GIVEN REQUEST: Please recast the item lines below as a numbered list, starting with the line containing "loss-value: -$8,597 [1305,669,1403,708]" and going on through the line containing "amount-header: $100 [1699,58,1815,126]", both included. Leave out blank lines.

TASK DATA:
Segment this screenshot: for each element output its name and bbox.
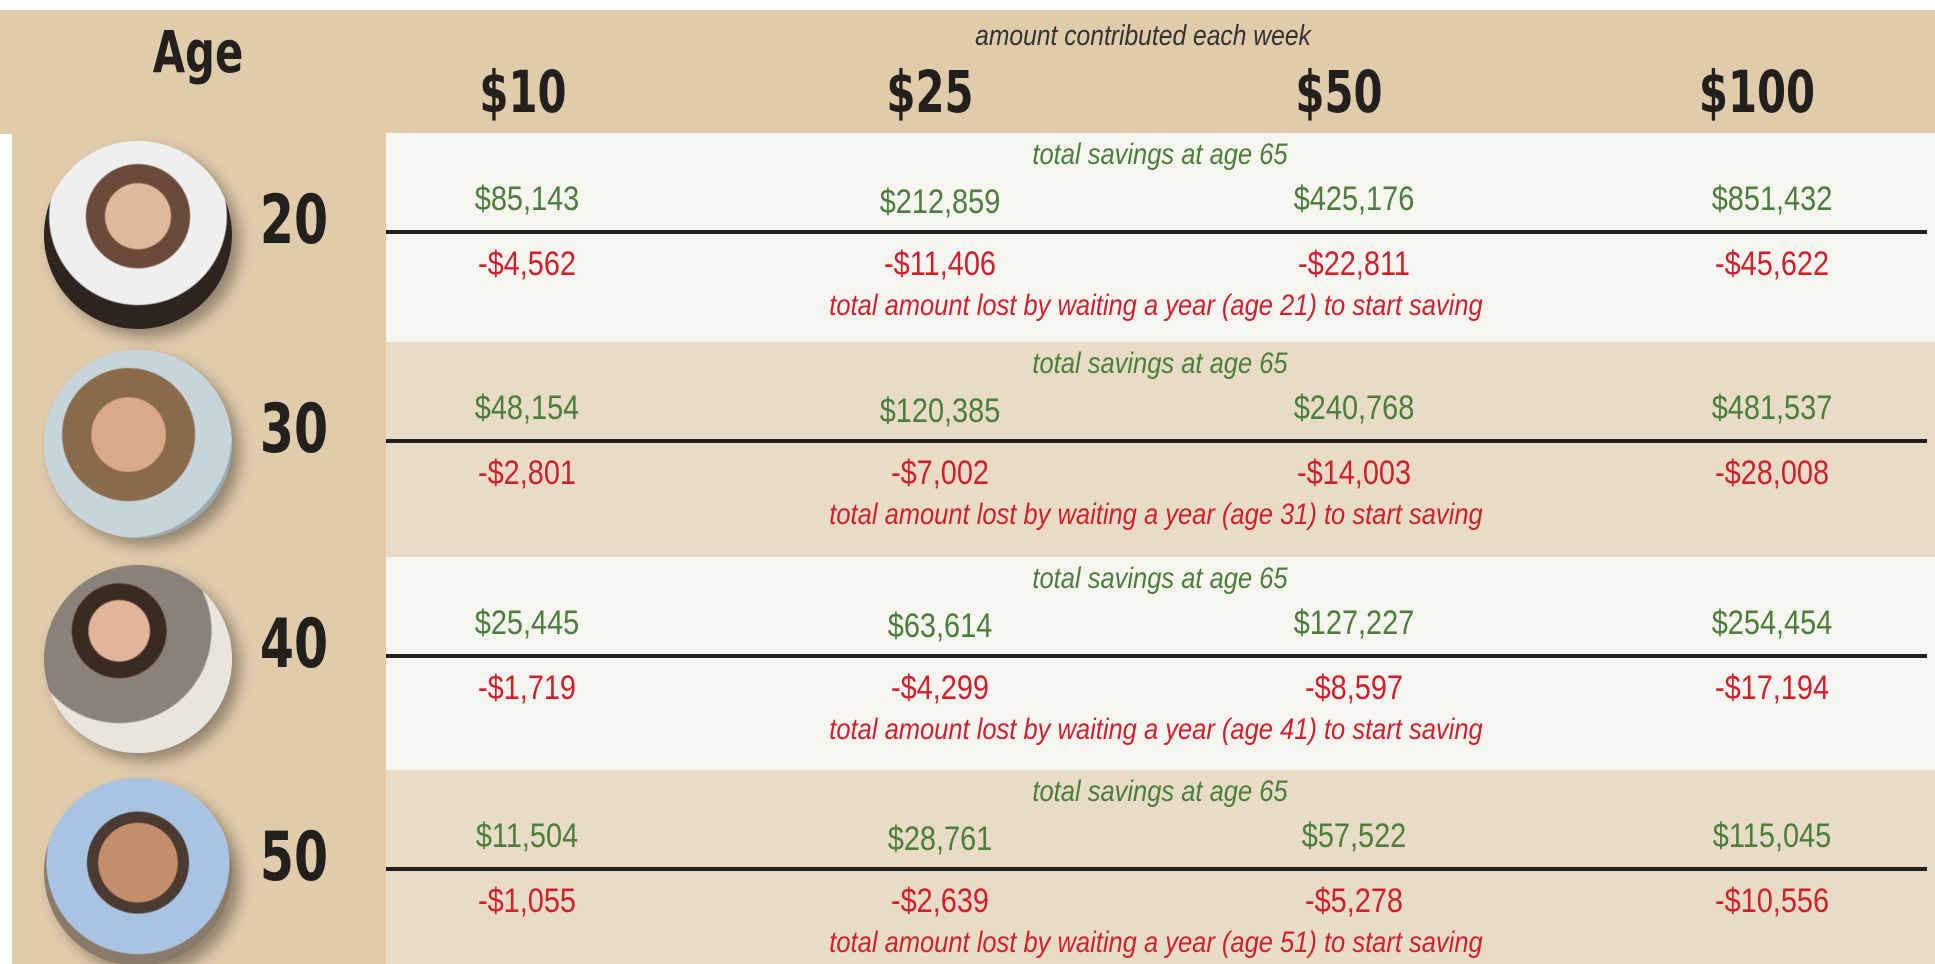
loss-value: -$8,597 [1305,669,1403,708]
loss-value: -$1,719 [478,669,576,708]
savings-value: $85,143 [475,180,579,219]
loss-value: -$11,406 [884,245,996,284]
loss-value: -$45,622 [1715,245,1829,284]
age: 50 [260,818,328,897]
divider [386,654,1927,658]
age-header: Age [153,18,244,86]
age: 20 [260,181,328,260]
savings-value: $254,454 [1712,604,1833,643]
loss-value: -$10,556 [1715,882,1829,921]
caption: amount contributed each week [975,20,1311,53]
age: 40 [260,605,328,684]
portrait [44,350,232,538]
loss-value: -$22,811 [1298,245,1410,284]
infographic: Age amount contributed each week $10 $25 $… [0,0,1935,964]
loss-label: total amount lost by waiting a year (age… [829,498,1482,532]
age: 30 [260,390,328,469]
savings-value: $120,385 [880,392,1001,431]
loss-value: -$1,055 [478,882,576,921]
amount-header: $100 [1699,58,1815,126]
savings-label: total savings at age 65 [1032,347,1287,381]
loss-value: -$4,562 [478,245,576,284]
loss-value: -$2,639 [891,882,989,921]
savings-value: $481,537 [1712,389,1833,428]
loss-value: -$28,008 [1715,454,1829,493]
portrait [44,141,232,329]
loss-value: -$17,194 [1715,669,1829,708]
amount-header: $25 [886,58,973,126]
loss-value: -$7,002 [891,454,989,493]
loss-value: -$4,299 [891,669,989,708]
loss-value: -$5,278 [1305,882,1403,921]
divider [386,867,1927,871]
divider [386,439,1927,443]
savings-value: $25,445 [475,604,579,643]
savings-label: total savings at age 65 [1032,562,1287,596]
savings-value: $240,768 [1294,389,1415,428]
savings-value: $11,504 [476,817,578,856]
loss-label: total amount lost by waiting a year (age… [829,713,1482,747]
savings-value: $28,761 [888,820,992,859]
savings-value: $63,614 [888,607,992,646]
savings-value: $212,859 [880,183,1001,222]
portrait [44,565,232,753]
amount-header: $50 [1295,58,1382,126]
savings-value: $425,176 [1294,180,1415,219]
savings-label: total savings at age 65 [1032,138,1287,172]
divider [386,230,1927,234]
savings-value: $115,045 [1713,817,1831,856]
amount-header: $10 [479,58,566,126]
loss-value: -$14,003 [1297,454,1411,493]
savings-value: $851,432 [1712,180,1833,219]
loss-label: total amount lost by waiting a year (age… [829,289,1482,323]
savings-value: $48,154 [475,389,579,428]
savings-value: $127,227 [1294,604,1415,643]
loss-label: total amount lost by waiting a year (age… [829,926,1482,960]
savings-value: $57,522 [1302,817,1406,856]
loss-value: -$2,801 [478,454,576,493]
portrait [44,778,232,964]
savings-label: total savings at age 65 [1032,775,1287,809]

EXERCISE RESULT:
1. loss-value: -$8,597 [1305,669,1403,708]
2. loss-value: -$1,719 [478,669,576,708]
3. savings-value: $85,143 [475,180,579,219]
4. loss-value: -$11,406 [884,245,996,284]
5. loss-value: -$45,622 [1715,245,1829,284]
6. age: 50 [260,818,328,897]
7. divider [386,654,1927,658]
8. age-header: Age [153,18,244,86]
9. age: 20 [260,181,328,260]
10. savings-value: $254,454 [1712,604,1833,643]
11. loss-value: -$10,556 [1715,882,1829,921]
12. caption: amount contributed each week [975,20,1311,53]
13. age: 40 [260,605,328,684]
14. portrait [44,350,232,538]
15. loss-value: -$22,811 [1298,245,1410,284]
16. infographic: Age amount contributed each week $10 $25 $… [0,0,1935,964]
17. loss-label: total amount lost by waiting a year (age… [829,498,1482,532]
18. age: 30 [260,390,328,469]
19. savings-value: $120,385 [880,392,1001,431]
20. loss-value: -$1,055 [478,882,576,921]
21. amount-header: $100 [1699,58,1815,126]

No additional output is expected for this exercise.